Written instruction
Pick every line from the data that holds the word "extremely".

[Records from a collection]
.....

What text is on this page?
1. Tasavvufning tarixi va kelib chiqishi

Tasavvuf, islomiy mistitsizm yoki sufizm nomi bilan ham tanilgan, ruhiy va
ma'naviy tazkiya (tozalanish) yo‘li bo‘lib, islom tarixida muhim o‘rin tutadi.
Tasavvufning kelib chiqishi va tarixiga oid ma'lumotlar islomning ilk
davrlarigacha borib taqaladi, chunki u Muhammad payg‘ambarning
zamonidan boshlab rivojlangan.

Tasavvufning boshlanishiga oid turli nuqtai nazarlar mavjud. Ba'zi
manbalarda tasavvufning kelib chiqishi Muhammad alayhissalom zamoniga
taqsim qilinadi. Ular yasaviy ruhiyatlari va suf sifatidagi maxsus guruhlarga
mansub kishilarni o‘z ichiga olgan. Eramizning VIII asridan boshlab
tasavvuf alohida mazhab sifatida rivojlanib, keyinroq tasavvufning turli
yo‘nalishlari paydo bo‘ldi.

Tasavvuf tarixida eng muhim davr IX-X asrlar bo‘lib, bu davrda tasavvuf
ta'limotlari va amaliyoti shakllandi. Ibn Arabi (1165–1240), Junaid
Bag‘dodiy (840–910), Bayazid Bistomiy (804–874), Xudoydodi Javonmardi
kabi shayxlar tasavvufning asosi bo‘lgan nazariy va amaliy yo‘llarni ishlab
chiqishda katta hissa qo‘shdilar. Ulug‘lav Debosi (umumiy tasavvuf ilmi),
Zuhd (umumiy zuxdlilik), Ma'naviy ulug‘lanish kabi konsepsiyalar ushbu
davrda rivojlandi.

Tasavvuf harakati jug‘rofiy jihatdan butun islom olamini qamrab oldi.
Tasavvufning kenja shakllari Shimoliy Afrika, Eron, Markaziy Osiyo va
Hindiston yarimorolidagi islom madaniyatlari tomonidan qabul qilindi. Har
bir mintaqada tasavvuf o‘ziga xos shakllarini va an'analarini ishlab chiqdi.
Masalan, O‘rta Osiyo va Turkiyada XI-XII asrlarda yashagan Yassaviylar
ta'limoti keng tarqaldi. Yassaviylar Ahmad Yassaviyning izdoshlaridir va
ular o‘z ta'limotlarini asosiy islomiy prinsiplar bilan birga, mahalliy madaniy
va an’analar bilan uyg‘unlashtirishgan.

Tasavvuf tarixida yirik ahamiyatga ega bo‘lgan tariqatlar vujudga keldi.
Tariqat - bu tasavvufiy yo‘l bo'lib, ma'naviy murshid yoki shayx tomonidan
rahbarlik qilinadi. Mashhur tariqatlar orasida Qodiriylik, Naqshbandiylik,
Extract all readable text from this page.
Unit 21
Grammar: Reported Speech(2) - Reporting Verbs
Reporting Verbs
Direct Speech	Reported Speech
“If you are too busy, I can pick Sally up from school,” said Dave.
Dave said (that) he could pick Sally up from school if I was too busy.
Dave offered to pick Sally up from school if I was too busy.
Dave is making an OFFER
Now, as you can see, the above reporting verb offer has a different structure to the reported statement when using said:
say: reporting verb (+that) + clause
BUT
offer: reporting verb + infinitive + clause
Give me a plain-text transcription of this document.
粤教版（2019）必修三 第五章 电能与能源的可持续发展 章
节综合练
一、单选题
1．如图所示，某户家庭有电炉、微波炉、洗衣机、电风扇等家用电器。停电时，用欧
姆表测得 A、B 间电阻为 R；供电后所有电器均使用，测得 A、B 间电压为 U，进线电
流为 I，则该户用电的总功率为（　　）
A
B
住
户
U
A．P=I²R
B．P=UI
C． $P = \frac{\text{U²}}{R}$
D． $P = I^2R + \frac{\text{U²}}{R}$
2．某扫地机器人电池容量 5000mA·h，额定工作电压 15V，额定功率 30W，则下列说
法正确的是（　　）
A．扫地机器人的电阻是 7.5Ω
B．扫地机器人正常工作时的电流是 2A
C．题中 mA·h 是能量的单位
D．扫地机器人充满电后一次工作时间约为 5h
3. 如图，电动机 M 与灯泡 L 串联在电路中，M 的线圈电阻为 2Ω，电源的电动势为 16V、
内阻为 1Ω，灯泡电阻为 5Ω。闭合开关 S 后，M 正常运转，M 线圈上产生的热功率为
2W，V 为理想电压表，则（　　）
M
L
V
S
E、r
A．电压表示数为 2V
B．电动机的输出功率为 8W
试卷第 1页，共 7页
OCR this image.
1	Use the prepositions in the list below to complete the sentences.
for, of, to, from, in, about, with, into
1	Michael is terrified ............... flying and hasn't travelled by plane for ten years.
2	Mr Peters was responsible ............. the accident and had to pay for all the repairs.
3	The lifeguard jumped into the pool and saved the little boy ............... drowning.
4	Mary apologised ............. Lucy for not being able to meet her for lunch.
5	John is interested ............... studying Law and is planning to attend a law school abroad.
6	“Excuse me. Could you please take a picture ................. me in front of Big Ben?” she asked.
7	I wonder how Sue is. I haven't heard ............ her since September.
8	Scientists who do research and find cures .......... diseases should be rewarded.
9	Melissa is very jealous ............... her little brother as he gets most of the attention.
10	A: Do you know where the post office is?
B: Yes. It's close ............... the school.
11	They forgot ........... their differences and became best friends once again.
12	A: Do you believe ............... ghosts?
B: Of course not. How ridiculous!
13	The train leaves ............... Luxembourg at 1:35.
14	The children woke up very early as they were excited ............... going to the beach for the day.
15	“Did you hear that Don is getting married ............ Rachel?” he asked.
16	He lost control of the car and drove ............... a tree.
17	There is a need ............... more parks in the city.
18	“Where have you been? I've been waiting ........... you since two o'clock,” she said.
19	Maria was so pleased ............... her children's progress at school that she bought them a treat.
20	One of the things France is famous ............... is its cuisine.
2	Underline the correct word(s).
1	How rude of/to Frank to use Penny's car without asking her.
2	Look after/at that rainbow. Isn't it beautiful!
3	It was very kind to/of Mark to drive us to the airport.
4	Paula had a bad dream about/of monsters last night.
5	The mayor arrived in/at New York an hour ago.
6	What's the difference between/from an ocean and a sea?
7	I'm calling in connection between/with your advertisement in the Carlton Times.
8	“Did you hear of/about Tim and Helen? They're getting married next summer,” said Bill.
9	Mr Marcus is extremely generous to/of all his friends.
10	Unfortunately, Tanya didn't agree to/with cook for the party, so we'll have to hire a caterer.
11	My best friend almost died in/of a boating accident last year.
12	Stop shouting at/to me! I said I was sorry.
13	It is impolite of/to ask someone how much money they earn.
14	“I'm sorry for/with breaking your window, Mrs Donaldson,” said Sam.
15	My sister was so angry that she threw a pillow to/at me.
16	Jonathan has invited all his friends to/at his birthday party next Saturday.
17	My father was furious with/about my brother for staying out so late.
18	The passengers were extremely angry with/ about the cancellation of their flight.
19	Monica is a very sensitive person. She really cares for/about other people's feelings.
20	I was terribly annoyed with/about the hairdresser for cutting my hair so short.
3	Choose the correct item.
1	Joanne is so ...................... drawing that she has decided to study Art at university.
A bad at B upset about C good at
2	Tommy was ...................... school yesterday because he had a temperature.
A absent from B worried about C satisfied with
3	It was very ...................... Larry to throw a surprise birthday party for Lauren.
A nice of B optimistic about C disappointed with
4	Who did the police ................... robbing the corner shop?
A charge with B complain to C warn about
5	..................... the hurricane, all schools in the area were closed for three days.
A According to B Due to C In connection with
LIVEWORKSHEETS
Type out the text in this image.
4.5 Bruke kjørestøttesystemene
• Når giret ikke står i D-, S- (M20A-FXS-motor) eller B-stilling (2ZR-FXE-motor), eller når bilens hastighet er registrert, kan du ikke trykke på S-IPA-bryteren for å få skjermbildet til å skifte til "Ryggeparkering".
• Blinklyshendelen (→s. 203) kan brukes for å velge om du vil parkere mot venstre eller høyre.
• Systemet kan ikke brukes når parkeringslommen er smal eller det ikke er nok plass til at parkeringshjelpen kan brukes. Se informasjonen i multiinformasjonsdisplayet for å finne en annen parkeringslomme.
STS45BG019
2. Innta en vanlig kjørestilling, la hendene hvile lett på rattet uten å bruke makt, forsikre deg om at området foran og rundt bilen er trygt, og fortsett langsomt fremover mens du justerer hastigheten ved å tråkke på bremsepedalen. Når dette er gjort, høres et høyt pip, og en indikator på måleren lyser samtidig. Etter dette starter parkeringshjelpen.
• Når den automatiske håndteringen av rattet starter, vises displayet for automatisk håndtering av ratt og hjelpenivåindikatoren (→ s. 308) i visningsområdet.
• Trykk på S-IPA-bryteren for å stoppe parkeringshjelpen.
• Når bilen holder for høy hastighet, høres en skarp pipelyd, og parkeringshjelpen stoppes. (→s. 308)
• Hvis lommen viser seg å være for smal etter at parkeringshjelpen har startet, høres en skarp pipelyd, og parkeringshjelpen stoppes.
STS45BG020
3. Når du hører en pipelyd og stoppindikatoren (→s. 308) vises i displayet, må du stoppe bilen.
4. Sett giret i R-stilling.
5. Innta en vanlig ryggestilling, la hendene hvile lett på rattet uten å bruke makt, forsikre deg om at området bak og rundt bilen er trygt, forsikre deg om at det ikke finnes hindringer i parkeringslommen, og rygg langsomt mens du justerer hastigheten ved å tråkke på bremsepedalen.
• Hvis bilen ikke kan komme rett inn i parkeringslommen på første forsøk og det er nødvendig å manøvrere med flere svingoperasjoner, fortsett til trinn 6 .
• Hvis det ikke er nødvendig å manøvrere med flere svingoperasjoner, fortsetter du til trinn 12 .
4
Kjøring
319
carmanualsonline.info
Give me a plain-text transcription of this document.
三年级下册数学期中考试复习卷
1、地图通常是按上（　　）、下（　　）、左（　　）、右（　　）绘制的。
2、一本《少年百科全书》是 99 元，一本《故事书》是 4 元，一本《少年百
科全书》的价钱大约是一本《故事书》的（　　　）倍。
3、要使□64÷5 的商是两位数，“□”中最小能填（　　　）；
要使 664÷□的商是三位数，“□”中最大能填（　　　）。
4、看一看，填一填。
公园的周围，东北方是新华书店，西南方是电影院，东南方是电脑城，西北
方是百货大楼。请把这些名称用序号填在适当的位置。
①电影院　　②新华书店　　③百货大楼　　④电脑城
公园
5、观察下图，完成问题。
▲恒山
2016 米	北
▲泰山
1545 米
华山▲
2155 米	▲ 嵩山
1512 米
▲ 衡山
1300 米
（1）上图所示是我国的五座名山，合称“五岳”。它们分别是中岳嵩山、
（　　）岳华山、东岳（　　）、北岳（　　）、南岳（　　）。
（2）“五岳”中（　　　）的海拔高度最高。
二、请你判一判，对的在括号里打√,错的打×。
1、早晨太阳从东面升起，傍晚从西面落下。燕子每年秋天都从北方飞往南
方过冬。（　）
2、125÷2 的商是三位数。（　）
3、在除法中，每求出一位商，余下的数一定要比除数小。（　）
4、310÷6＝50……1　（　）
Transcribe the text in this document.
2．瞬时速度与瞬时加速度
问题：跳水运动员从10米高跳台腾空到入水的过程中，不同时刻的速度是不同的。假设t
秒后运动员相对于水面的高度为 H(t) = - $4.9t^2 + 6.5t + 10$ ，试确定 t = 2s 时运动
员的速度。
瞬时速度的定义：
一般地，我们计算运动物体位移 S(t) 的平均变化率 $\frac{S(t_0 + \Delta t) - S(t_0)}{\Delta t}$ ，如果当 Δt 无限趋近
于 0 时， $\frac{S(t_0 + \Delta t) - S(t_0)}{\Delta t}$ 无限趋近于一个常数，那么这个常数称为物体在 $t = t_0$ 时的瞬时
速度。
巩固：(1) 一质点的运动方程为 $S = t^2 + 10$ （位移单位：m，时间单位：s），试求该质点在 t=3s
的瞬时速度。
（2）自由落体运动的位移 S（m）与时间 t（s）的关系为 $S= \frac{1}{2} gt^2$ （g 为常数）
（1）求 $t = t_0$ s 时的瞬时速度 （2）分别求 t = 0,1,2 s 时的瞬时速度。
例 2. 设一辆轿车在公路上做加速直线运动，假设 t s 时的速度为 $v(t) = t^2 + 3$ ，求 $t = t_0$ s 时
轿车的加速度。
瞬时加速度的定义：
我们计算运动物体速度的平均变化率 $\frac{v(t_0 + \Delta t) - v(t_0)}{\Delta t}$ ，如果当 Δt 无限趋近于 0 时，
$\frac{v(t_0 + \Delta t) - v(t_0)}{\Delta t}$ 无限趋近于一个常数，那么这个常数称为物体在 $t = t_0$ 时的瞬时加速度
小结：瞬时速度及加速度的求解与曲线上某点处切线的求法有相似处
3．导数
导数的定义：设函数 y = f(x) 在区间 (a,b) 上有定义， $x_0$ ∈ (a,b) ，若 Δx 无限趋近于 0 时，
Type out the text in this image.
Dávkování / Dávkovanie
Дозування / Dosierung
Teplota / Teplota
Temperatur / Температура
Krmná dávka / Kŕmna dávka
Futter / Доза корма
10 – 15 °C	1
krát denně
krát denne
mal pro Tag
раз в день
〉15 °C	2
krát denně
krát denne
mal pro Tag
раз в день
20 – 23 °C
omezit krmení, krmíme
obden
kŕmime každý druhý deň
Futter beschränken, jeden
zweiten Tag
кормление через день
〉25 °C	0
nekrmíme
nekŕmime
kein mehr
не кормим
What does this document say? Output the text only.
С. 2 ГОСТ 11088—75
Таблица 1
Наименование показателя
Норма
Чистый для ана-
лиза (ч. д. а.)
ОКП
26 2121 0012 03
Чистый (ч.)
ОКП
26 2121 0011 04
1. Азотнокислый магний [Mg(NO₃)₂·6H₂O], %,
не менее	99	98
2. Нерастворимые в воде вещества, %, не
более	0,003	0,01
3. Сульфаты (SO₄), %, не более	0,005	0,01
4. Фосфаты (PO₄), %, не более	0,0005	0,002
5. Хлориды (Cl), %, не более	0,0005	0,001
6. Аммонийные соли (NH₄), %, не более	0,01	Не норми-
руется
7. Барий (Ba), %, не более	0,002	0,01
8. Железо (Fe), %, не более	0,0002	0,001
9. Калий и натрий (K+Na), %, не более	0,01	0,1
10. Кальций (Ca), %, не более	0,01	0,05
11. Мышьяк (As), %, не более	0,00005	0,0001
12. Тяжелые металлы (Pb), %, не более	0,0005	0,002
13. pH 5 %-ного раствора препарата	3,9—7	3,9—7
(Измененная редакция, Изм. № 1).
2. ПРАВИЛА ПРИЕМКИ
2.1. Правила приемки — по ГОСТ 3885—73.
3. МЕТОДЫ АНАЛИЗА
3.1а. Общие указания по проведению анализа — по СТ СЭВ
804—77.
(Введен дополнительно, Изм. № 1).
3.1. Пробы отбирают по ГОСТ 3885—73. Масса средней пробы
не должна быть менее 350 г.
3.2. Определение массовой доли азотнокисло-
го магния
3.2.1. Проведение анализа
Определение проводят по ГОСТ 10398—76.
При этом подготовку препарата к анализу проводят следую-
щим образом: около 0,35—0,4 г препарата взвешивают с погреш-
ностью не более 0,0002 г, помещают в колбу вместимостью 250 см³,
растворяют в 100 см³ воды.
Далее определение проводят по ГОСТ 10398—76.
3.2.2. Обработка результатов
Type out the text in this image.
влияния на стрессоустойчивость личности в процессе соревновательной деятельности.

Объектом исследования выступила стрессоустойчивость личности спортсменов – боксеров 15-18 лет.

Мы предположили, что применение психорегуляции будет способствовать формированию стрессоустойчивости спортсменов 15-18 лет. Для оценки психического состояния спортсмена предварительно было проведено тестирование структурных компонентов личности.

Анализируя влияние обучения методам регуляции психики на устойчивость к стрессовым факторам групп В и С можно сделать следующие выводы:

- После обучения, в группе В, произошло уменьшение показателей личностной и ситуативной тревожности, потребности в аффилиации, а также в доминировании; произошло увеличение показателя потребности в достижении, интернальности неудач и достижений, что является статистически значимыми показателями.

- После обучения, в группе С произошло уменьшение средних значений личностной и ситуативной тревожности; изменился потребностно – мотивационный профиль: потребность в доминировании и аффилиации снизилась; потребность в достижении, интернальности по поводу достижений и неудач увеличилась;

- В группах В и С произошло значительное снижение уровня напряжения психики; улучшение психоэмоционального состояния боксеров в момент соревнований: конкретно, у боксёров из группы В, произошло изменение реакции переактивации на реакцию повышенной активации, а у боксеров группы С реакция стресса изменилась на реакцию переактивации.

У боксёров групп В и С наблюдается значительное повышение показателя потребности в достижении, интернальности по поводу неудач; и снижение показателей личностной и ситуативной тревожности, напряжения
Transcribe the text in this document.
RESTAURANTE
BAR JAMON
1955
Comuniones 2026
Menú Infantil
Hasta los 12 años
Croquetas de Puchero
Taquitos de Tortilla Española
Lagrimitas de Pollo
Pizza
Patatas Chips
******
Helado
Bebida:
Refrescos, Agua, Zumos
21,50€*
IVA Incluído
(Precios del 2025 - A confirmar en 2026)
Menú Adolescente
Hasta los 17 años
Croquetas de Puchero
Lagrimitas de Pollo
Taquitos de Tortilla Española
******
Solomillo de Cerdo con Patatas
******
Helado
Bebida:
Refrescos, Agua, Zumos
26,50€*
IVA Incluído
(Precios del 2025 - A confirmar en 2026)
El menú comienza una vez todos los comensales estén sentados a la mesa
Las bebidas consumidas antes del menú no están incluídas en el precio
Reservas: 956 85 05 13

.....

Response to the exercise
9	Mr Marcus is extremely generous to/of all his friends.
18	The passengers were extremely angry with/ about the cancellation of their flight.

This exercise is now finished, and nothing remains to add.